- **What the task requires**
Locate the lines that hold the string "pool". Copy every such line.

Data records:
*****

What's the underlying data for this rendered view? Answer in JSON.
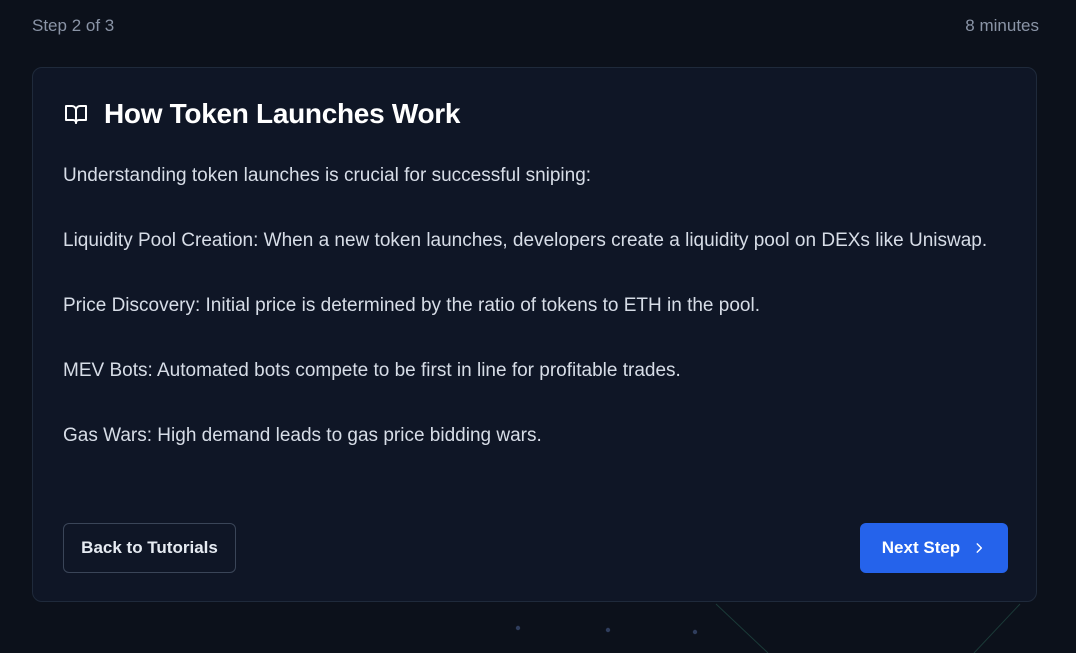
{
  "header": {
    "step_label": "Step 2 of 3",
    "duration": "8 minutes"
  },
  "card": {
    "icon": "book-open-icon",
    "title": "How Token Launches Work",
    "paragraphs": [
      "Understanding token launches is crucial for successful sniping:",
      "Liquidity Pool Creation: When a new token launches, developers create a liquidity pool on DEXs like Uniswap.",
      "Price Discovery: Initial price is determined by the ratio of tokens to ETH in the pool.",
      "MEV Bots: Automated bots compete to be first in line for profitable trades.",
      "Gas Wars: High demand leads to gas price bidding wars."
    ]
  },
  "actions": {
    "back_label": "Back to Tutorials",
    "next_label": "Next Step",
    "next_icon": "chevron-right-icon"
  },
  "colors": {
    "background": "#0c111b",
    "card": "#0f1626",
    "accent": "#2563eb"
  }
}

*****

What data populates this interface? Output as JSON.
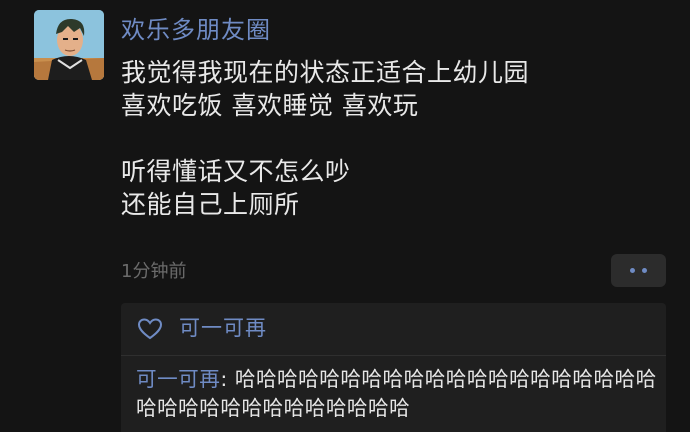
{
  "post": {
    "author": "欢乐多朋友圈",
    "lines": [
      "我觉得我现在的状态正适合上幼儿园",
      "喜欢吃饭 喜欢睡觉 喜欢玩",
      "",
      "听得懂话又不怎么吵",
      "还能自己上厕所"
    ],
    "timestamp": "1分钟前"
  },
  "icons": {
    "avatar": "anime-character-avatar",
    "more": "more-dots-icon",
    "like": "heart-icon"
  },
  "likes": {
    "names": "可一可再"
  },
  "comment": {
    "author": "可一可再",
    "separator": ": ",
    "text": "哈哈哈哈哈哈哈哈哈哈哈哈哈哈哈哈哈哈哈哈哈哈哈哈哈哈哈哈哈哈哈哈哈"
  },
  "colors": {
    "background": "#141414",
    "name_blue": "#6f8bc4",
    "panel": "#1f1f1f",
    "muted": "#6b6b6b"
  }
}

*****

- **Problem solution**
      "Liquidity Pool Creation: When a new token launches, developers create a liquidity pool on DEXs like Uniswap.",
      "Price Discovery: Initial price is determined by the ratio of tokens to ETH in the pool.",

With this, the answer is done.